#### WHAT THE TASK REQUIRES:
Every entry that follows should be repeated exactly; drop the images.

Data entries:
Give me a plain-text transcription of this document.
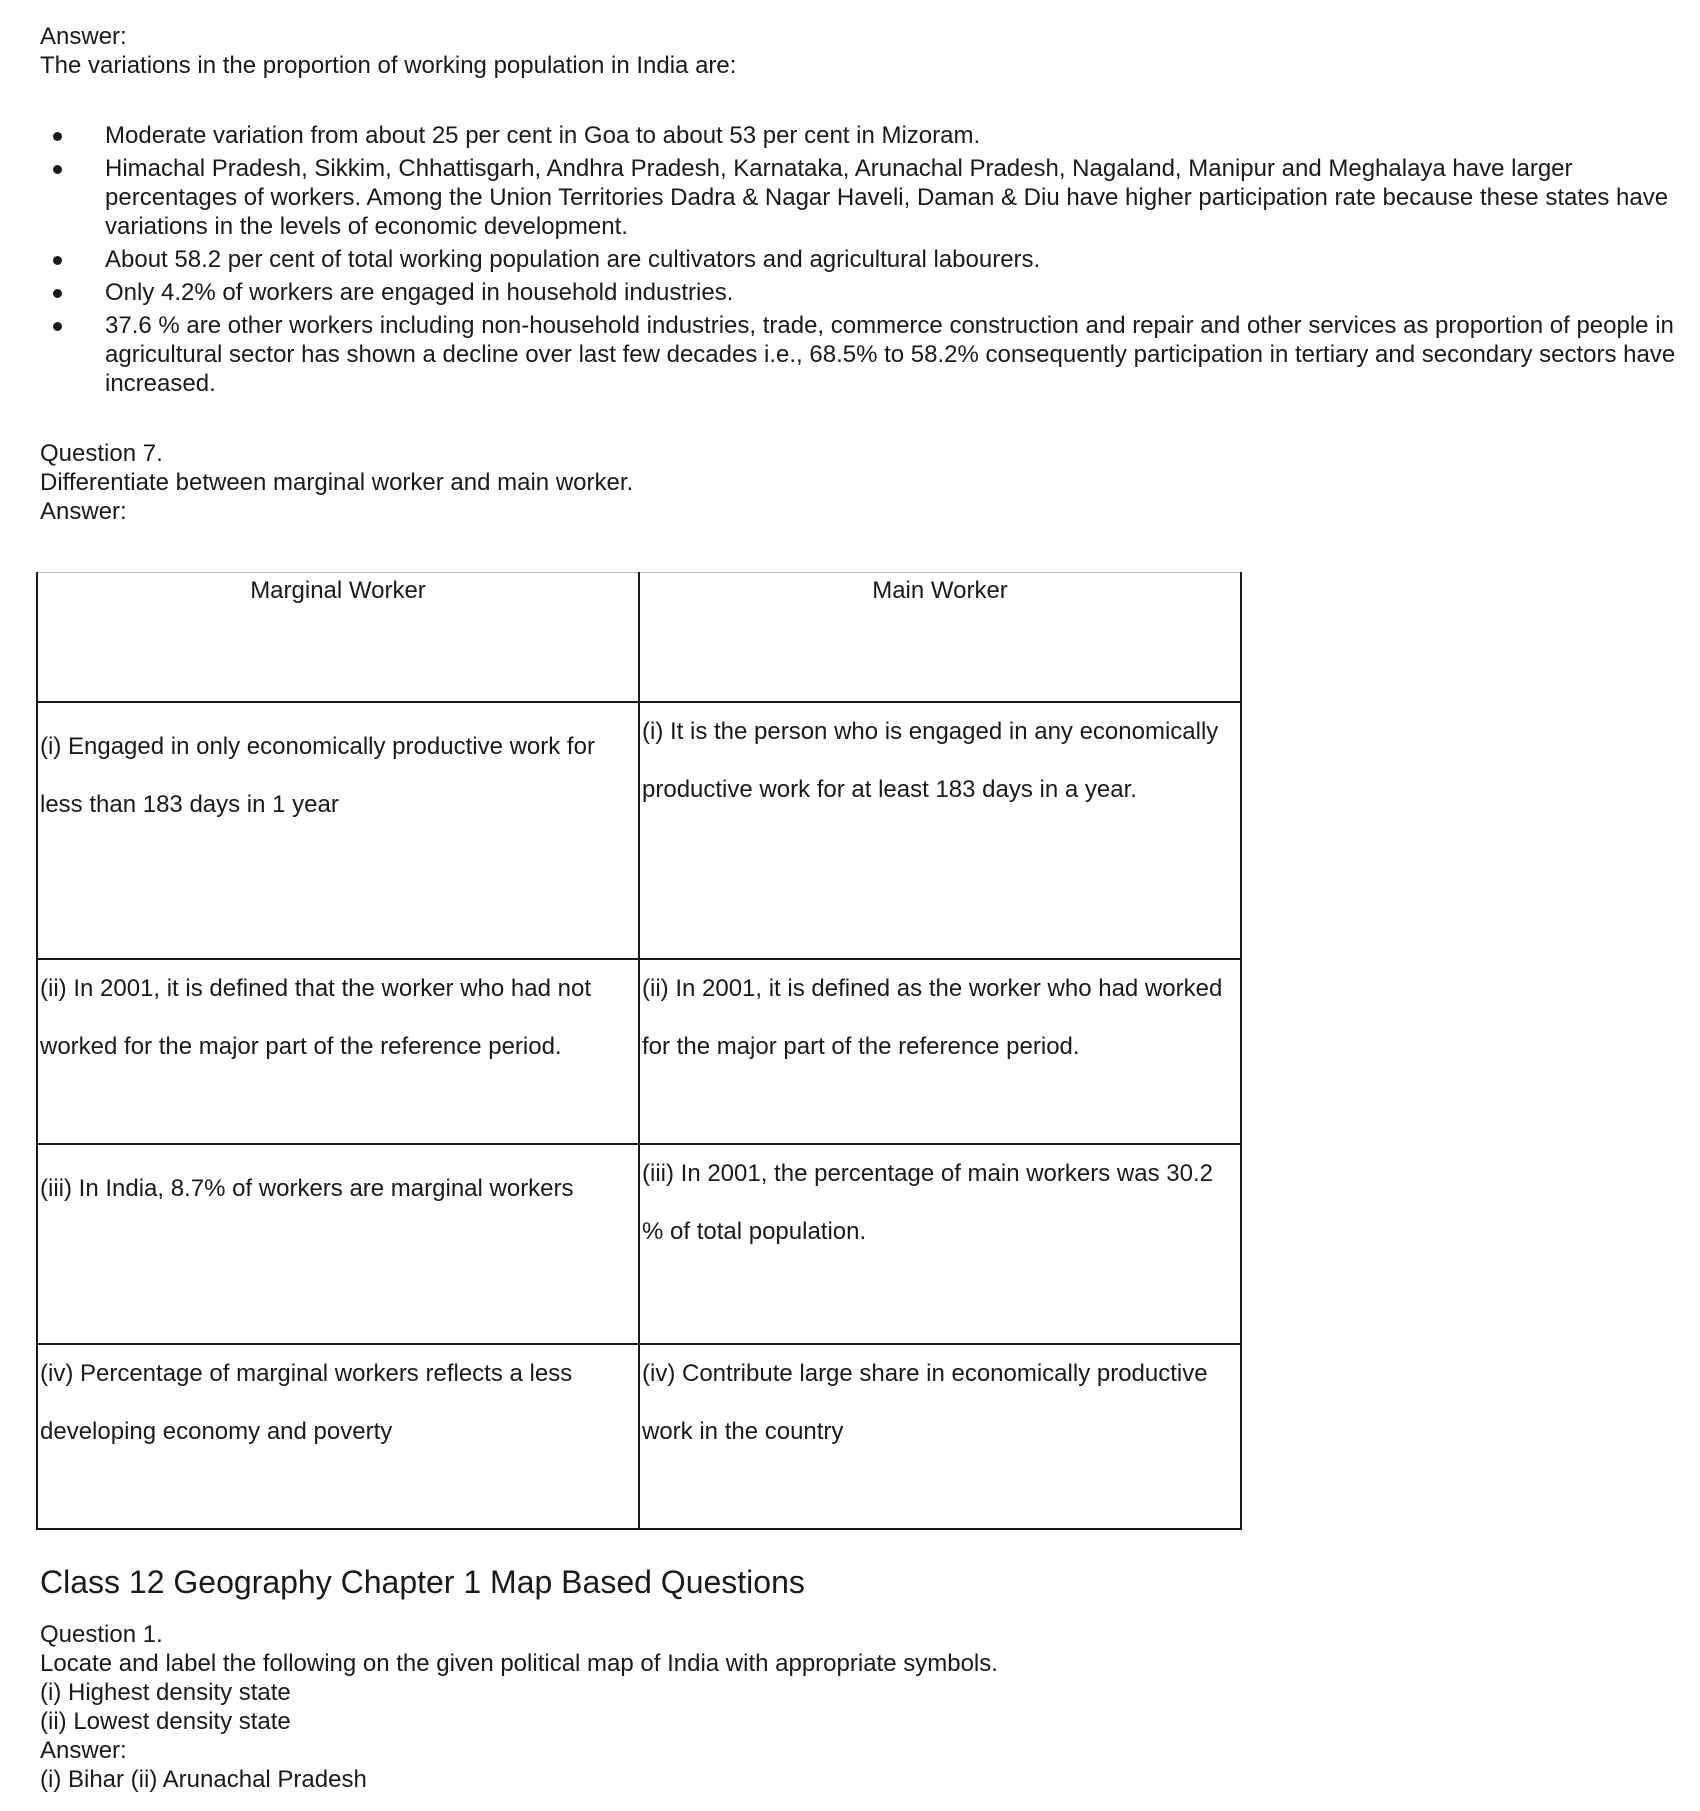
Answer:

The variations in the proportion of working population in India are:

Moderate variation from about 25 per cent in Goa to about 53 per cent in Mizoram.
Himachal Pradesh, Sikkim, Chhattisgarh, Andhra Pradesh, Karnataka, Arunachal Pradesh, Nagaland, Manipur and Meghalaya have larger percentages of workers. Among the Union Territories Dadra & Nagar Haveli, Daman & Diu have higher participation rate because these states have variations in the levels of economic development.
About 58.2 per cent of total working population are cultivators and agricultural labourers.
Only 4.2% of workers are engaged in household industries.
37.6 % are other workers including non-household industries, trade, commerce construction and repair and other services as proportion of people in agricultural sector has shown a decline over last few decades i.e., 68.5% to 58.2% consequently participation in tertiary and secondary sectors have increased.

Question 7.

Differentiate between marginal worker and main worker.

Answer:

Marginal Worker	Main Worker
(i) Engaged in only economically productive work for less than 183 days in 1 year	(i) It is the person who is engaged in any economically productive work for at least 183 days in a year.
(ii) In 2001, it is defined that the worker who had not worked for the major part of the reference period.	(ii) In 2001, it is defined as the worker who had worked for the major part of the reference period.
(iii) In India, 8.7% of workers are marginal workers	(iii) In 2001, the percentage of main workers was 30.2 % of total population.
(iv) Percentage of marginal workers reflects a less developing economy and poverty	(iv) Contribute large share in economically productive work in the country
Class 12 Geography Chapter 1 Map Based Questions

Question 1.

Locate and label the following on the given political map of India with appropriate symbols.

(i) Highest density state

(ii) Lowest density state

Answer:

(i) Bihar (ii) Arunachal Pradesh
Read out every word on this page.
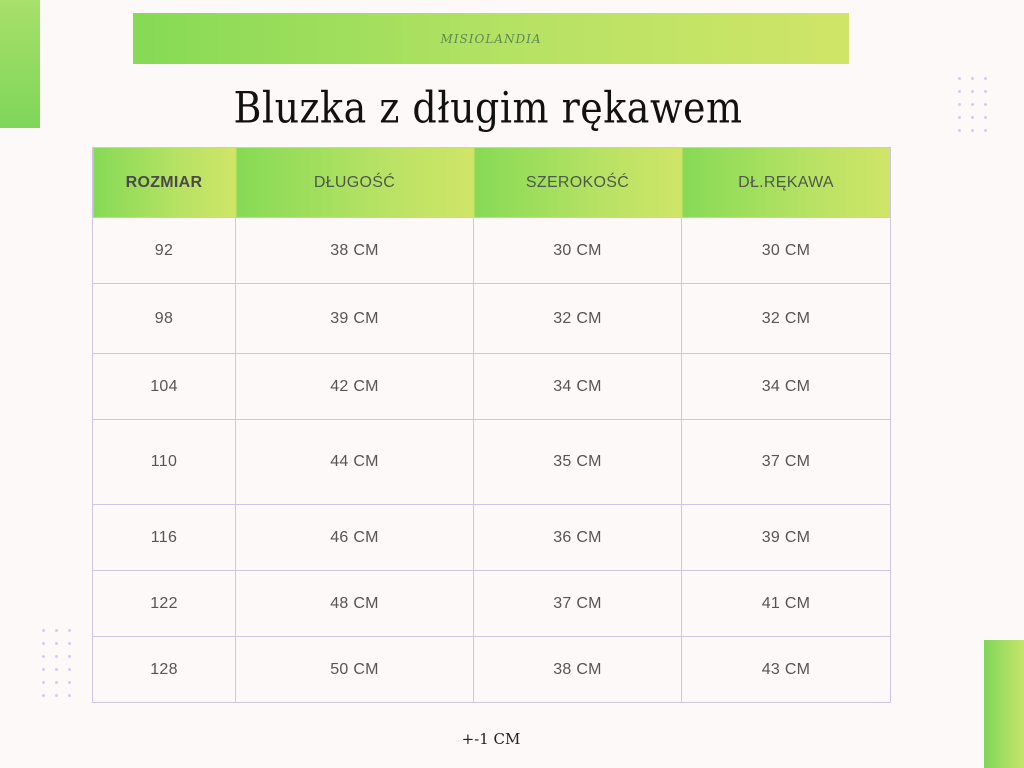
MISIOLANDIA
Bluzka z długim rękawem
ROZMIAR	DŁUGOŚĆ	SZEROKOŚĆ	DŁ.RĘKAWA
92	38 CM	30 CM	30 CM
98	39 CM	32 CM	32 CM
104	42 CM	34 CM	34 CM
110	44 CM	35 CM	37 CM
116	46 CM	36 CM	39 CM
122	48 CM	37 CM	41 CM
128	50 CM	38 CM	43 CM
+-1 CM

#### ANSWER TO THE PROBLEM:
Give me a plain-text transcription of this document.
Answer:

The variations in the proportion of working population in India are:

Moderate variation from about 25 per cent in Goa to about 53 per cent in Mizoram.
Himachal Pradesh, Sikkim, Chhattisgarh, Andhra Pradesh, Karnataka, Arunachal Pradesh, Nagaland, Manipur and Meghalaya have larger percentages of workers. Among the Union Territories Dadra & Nagar Haveli, Daman & Diu have higher participation rate because these states have variations in the levels of economic development.
About 58.2 per cent of total working population are cultivators and agricultural labourers.
Only 4.2% of workers are engaged in household industries.
37.6 % are other workers including non-household industries, trade, commerce construction and repair and other services as proportion of people in agricultural sector has shown a decline over last few decades i.e., 68.5% to 58.2% consequently participation in tertiary and secondary sectors have increased.

Question 7.

Differentiate between marginal worker and main worker.

Answer:

Marginal Worker	Main Worker
(i) Engaged in only economically productive work for less than 183 days in 1 year	(i) It is the person who is engaged in any economically productive work for at least 183 days in a year.
(ii) In 2001, it is defined that the worker who had not worked for the major part of the reference period.	(ii) In 2001, it is defined as the worker who had worked for the major part of the reference period.
(iii) In India, 8.7% of workers are marginal workers	(iii) In 2001, the percentage of main workers was 30.2 % of total population.
(iv) Percentage of marginal workers reflects a less developing economy and poverty	(iv) Contribute large share in economically productive work in the country
Class 12 Geography Chapter 1 Map Based Questions

Question 1.

Locate and label the following on the given political map of India with appropriate symbols.

(i) Highest density state

(ii) Lowest density state

Answer:

(i) Bihar (ii) Arunachal Pradesh
Read out every word on this page.
MISIOLANDIA
Bluzka z długim rękawem
ROZMIAR	DŁUGOŚĆ	SZEROKOŚĆ	DŁ.RĘKAWA
92	38 CM	30 CM	30 CM
98	39 CM	32 CM	32 CM
104	42 CM	34 CM	34 CM
110	44 CM	35 CM	37 CM
116	46 CM	36 CM	39 CM
122	48 CM	37 CM	41 CM
128	50 CM	38 CM	43 CM
+-1 CM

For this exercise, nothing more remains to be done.